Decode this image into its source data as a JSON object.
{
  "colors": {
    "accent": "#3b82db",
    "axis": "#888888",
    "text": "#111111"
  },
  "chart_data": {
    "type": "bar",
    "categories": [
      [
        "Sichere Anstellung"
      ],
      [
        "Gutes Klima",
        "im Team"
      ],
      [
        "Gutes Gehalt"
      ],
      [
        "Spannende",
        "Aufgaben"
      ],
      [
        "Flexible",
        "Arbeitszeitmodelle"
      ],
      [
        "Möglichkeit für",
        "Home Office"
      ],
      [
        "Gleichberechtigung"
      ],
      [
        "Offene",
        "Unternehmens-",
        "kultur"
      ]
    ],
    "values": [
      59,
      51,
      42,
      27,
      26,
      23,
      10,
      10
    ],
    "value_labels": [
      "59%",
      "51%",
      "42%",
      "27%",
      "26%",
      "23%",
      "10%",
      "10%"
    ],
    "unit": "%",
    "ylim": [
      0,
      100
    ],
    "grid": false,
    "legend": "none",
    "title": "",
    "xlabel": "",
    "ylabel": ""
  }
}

..............................

* **Directions for this task**: Exact output of every entry is required.

* **Expected output**:
Decode this image into its source data as a JSON object.
{
  "colors": {
    "accent": "#3b82db",
    "axis": "#888888",
    "text": "#111111"
  },
  "chart_data": {
    "type": "bar",
    "categories": [
      [
        "Sichere Anstellung"
      ],
      [
        "Gutes Klima",
        "im Team"
      ],
      [
        "Gutes Gehalt"
      ],
      [
        "Spannende",
        "Aufgaben"
      ],
      [
        "Flexible",
        "Arbeitszeitmodelle"
      ],
      [
        "Möglichkeit für",
        "Home Office"
      ],
      [
        "Gleichberechtigung"
      ],
      [
        "Offene",
        "Unternehmens-",
        "kultur"
      ]
    ],
    "values": [
      59,
      51,
      42,
      27,
      26,
      23,
      10,
      10
    ],
    "value_labels": [
      "59%",
      "51%",
      "42%",
      "27%",
      "26%",
      "23%",
      "10%",
      "10%"
    ],
    "unit": "%",
    "ylim": [
      0,
      100
    ],
    "grid": false,
    "legend": "none",
    "title": "",
    "xlabel": "",
    "ylabel": ""
  }
}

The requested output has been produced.